■ **Written problem**
Count lines, not occurrences: give the number of lines holding the word "Sequence", and nothing besides.
####################
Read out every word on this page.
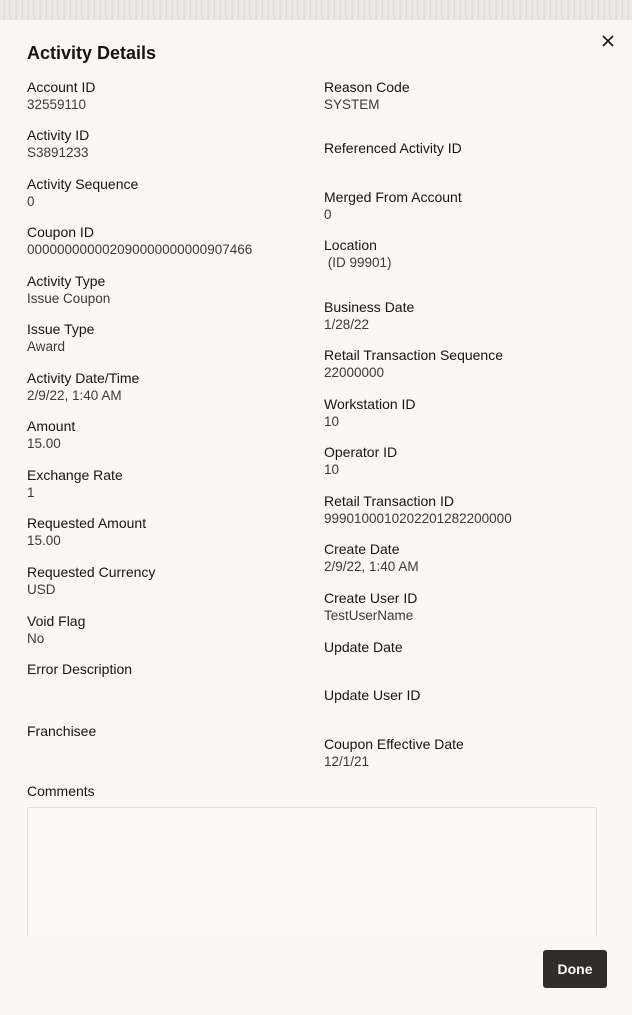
Activity Details
Account ID
32559110
Activity ID
S3891233
Activity Sequence
0
Coupon ID
000000000002090000000000907466
Activity Type
Issue Coupon
Issue Type
Award
Activity Date/Time
2/9/22, 1:40 AM
Amount
15.00
Exchange Rate
1
Requested Amount
15.00
Requested Currency
USD
Void Flag
No
Error Description
Franchisee
Reason Code
SYSTEM
Referenced Activity ID
Merged From Account
0
Location
(ID 99901)
Business Date
1/28/22
Retail Transaction Sequence
22000000
Workstation ID
10
Operator ID
10
Retail Transaction ID
9990100010202201282200000
Create Date
2/9/22, 1:40 AM
Create User ID
TestUserName
Update Date
Update User ID
Coupon Effective Date
12/1/21
Comments
Done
####################
■ **Full response**
2